* DATASET ROWS
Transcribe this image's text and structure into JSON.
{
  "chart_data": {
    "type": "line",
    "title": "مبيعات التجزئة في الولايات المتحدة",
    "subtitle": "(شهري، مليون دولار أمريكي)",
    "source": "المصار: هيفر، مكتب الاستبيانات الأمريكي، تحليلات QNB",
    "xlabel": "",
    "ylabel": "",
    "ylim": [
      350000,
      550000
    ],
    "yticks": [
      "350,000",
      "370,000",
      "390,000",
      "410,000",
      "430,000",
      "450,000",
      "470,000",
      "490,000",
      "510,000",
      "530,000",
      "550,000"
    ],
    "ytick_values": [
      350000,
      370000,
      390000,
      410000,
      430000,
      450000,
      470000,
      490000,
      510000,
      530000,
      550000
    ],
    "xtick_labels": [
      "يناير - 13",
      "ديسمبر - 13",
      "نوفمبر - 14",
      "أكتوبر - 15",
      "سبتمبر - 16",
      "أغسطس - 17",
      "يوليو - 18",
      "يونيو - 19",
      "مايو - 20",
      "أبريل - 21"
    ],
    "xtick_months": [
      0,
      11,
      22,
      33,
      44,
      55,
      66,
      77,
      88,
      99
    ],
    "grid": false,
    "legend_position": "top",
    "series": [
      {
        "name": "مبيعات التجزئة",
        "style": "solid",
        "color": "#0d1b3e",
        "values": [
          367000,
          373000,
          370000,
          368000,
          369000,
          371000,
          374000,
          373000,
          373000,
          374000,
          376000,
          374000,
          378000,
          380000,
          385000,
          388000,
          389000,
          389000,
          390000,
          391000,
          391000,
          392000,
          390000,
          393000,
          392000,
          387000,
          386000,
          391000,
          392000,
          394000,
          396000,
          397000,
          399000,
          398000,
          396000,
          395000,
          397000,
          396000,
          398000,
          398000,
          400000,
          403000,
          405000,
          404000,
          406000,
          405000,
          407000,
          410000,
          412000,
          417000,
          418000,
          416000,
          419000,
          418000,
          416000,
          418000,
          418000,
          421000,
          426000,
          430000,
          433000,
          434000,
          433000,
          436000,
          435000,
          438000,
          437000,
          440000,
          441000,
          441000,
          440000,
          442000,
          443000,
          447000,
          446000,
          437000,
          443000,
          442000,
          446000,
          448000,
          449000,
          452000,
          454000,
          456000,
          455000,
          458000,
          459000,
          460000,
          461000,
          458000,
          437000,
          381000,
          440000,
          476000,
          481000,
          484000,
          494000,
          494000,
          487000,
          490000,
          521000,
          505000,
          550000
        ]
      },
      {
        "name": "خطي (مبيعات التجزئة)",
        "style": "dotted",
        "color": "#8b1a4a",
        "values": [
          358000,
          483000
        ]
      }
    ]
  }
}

* WHAT YOU NEED TO DO
Find the word "مبيعات" in the data and show each line that holds it.

* CORRECT OUTPUT
    "title": "مبيعات التجزئة في الولايات المتحدة",
        "name": "مبيعات التجزئة",
        "name": "خطي (مبيعات التجزئة)",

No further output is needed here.